Problem description: Extract all records. Keep each one exact.

Input rows:
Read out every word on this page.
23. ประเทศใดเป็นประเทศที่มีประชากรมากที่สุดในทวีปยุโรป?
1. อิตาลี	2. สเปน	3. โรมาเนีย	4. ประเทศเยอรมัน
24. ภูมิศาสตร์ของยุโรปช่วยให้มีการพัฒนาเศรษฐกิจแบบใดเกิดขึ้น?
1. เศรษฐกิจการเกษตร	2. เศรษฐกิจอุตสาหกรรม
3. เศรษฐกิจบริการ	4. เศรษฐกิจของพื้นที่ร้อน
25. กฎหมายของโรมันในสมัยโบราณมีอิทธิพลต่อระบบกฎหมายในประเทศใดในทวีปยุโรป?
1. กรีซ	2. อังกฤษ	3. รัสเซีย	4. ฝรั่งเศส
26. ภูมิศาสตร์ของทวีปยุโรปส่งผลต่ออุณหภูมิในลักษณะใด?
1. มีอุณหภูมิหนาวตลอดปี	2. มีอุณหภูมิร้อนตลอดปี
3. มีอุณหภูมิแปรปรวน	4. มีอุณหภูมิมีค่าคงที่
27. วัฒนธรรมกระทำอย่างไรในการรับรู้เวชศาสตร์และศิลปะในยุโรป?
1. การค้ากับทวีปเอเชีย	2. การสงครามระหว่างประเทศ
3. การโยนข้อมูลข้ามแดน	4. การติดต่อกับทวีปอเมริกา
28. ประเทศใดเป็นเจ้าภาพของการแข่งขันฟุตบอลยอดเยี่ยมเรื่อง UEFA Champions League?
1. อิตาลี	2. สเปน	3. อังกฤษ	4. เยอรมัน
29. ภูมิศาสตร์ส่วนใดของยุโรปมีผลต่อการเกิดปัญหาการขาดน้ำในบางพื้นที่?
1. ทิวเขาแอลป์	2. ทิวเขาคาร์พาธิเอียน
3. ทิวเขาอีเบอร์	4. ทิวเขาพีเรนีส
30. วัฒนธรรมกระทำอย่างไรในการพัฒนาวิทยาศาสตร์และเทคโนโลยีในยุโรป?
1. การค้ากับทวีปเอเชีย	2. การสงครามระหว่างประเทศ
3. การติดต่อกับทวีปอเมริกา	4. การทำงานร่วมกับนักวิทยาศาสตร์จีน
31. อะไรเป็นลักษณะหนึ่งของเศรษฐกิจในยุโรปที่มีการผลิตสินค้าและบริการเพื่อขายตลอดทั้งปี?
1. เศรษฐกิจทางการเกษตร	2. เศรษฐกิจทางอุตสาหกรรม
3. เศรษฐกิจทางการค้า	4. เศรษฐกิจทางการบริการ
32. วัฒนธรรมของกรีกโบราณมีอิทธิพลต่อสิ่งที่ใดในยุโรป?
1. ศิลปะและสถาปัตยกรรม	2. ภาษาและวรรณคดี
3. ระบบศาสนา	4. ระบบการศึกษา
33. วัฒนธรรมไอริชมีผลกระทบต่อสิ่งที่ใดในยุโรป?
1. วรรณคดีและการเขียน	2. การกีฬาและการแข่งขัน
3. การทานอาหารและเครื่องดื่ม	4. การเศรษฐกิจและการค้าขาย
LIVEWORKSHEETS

Final answer:
Read out every word on this page.
23. ประเทศใดเป็นประเทศที่มีประชากรมากที่สุดในทวีปยุโรป?
1. อิตาลี	2. สเปน	3. โรมาเนีย	4. ประเทศเยอรมัน
24. ภูมิศาสตร์ของยุโรปช่วยให้มีการพัฒนาเศรษฐกิจแบบใดเกิดขึ้น?
1. เศรษฐกิจการเกษตร	2. เศรษฐกิจอุตสาหกรรม
3. เศรษฐกิจบริการ	4. เศรษฐกิจของพื้นที่ร้อน
25. กฎหมายของโรมันในสมัยโบราณมีอิทธิพลต่อระบบกฎหมายในประเทศใดในทวีปยุโรป?
1. กรีซ	2. อังกฤษ	3. รัสเซีย	4. ฝรั่งเศส
26. ภูมิศาสตร์ของทวีปยุโรปส่งผลต่ออุณหภูมิในลักษณะใด?
1. มีอุณหภูมิหนาวตลอดปี	2. มีอุณหภูมิร้อนตลอดปี
3. มีอุณหภูมิแปรปรวน	4. มีอุณหภูมิมีค่าคงที่
27. วัฒนธรรมกระทำอย่างไรในการรับรู้เวชศาสตร์และศิลปะในยุโรป?
1. การค้ากับทวีปเอเชีย	2. การสงครามระหว่างประเทศ
3. การโยนข้อมูลข้ามแดน	4. การติดต่อกับทวีปอเมริกา
28. ประเทศใดเป็นเจ้าภาพของการแข่งขันฟุตบอลยอดเยี่ยมเรื่อง UEFA Champions League?
1. อิตาลี	2. สเปน	3. อังกฤษ	4. เยอรมัน
29. ภูมิศาสตร์ส่วนใดของยุโรปมีผลต่อการเกิดปัญหาการขาดน้ำในบางพื้นที่?
1. ทิวเขาแอลป์	2. ทิวเขาคาร์พาธิเอียน
3. ทิวเขาอีเบอร์	4. ทิวเขาพีเรนีส
30. วัฒนธรรมกระทำอย่างไรในการพัฒนาวิทยาศาสตร์และเทคโนโลยีในยุโรป?
1. การค้ากับทวีปเอเชีย	2. การสงครามระหว่างประเทศ
3. การติดต่อกับทวีปอเมริกา	4. การทำงานร่วมกับนักวิทยาศาสตร์จีน
31. อะไรเป็นลักษณะหนึ่งของเศรษฐกิจในยุโรปที่มีการผลิตสินค้าและบริการเพื่อขายตลอดทั้งปี?
1. เศรษฐกิจทางการเกษตร	2. เศรษฐกิจทางอุตสาหกรรม
3. เศรษฐกิจทางการค้า	4. เศรษฐกิจทางการบริการ
32. วัฒนธรรมของกรีกโบราณมีอิทธิพลต่อสิ่งที่ใดในยุโรป?
1. ศิลปะและสถาปัตยกรรม	2. ภาษาและวรรณคดี
3. ระบบศาสนา	4. ระบบการศึกษา
33. วัฒนธรรมไอริชมีผลกระทบต่อสิ่งที่ใดในยุโรป?
1. วรรณคดีและการเขียน	2. การกีฬาและการแข่งขัน
3. การทานอาหารและเครื่องดื่ม	4. การเศรษฐกิจและการค้าขาย
LIVEWORKSHEETS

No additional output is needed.